# start of Source data

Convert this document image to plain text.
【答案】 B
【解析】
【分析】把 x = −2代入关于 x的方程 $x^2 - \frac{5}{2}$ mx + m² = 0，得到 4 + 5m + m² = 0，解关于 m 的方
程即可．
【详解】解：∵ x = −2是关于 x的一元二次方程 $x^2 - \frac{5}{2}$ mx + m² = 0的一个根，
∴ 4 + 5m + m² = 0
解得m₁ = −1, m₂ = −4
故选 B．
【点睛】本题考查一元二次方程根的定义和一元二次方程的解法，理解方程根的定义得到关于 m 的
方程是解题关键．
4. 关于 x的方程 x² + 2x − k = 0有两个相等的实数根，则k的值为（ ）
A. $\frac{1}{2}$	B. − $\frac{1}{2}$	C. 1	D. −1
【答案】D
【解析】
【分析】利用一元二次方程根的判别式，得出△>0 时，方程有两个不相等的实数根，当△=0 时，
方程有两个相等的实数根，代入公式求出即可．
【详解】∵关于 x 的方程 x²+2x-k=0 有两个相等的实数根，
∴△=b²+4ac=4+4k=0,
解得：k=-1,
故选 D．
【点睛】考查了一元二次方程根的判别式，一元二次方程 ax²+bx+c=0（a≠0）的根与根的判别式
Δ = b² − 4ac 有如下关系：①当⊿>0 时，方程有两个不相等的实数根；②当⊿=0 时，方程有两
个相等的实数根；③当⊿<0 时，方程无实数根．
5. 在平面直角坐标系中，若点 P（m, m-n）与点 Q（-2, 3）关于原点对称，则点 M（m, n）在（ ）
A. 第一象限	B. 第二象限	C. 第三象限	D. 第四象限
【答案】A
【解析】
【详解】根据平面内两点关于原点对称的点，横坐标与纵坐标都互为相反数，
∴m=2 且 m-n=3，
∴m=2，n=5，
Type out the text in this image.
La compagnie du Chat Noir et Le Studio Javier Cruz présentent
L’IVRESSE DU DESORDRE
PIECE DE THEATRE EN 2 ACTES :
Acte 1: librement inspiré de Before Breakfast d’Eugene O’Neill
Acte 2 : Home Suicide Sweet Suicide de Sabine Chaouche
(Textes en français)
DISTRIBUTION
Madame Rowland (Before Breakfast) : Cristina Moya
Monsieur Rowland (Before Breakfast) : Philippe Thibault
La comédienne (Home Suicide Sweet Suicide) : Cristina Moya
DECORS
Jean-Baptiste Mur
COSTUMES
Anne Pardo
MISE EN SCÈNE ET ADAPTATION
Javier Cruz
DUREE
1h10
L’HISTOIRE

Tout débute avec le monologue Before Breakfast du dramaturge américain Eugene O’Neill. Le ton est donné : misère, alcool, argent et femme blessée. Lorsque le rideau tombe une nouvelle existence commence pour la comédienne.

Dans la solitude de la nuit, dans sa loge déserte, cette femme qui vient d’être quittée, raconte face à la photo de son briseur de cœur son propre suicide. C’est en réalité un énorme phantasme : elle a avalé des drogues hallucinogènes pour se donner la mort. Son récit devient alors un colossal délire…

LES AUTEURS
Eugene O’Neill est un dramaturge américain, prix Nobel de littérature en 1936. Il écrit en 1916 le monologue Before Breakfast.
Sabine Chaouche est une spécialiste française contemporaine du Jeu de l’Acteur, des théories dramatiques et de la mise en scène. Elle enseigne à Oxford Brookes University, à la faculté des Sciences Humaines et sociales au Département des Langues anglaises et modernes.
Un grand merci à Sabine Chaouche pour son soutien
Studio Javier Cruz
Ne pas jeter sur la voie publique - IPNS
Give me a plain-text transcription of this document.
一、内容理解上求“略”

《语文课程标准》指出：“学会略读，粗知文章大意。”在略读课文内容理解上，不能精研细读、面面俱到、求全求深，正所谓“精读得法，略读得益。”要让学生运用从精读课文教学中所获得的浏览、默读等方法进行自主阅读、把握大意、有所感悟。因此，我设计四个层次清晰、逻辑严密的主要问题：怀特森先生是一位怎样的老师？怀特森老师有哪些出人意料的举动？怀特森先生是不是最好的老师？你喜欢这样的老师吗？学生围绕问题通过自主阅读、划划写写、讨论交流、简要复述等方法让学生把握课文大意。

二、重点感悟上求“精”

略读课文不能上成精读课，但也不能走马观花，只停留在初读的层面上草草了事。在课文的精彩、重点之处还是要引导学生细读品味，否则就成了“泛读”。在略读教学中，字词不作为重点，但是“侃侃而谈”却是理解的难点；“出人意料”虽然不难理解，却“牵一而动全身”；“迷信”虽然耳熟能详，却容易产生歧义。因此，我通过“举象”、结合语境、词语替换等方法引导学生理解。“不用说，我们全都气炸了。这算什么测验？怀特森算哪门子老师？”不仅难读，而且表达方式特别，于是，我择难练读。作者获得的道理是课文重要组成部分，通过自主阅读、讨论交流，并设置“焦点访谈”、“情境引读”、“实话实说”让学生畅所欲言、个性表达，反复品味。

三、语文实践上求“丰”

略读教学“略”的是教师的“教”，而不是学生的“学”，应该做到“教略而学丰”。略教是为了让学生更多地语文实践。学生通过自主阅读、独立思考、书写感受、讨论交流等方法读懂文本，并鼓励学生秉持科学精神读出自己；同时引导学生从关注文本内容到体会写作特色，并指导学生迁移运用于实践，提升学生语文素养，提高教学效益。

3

# end of Source data

• [Task goal]: Count how many lines of the listing above include "Studio" and report that number alone.

• [In response]: 2